* DIRECTION: In the listing below, find the line containing "Type out the text in this image.". Write out that line and every line after it to the end, exactly and only those.

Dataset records
____________________

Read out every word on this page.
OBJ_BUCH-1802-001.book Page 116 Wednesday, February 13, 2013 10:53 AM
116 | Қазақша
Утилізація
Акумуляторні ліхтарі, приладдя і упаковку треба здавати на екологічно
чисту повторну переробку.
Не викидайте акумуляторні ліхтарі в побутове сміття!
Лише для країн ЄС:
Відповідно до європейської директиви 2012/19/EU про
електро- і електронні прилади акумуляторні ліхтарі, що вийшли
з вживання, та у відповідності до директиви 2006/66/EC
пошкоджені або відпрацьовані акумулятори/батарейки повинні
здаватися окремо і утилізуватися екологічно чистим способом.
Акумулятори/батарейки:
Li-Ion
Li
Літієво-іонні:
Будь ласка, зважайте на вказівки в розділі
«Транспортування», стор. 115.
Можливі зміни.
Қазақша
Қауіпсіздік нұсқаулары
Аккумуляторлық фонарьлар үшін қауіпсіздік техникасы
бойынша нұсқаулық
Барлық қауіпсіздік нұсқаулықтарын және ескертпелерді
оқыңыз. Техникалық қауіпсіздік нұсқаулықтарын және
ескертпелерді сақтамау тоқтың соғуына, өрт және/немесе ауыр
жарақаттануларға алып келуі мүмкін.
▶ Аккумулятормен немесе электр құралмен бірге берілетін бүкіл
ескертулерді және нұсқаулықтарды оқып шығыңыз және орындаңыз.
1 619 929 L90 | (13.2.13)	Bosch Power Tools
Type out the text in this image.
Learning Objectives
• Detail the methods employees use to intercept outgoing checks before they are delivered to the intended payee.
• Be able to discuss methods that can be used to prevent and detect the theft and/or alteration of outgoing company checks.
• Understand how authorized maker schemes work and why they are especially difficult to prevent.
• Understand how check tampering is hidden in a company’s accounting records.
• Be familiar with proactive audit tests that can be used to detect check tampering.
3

____________________

* ANSWER FOR THIS EXERCISE:
Type out the text in this image.
Learning Objectives
• Detail the methods employees use to intercept outgoing checks before they are delivered to the intended payee.
• Be able to discuss methods that can be used to prevent and detect the theft and/or alteration of outgoing company checks.
• Understand how authorized maker schemes work and why they are especially difficult to prevent.
• Understand how check tampering is hidden in a company’s accounting records.
• Be familiar with proactive audit tests that can be used to detect check tampering.
3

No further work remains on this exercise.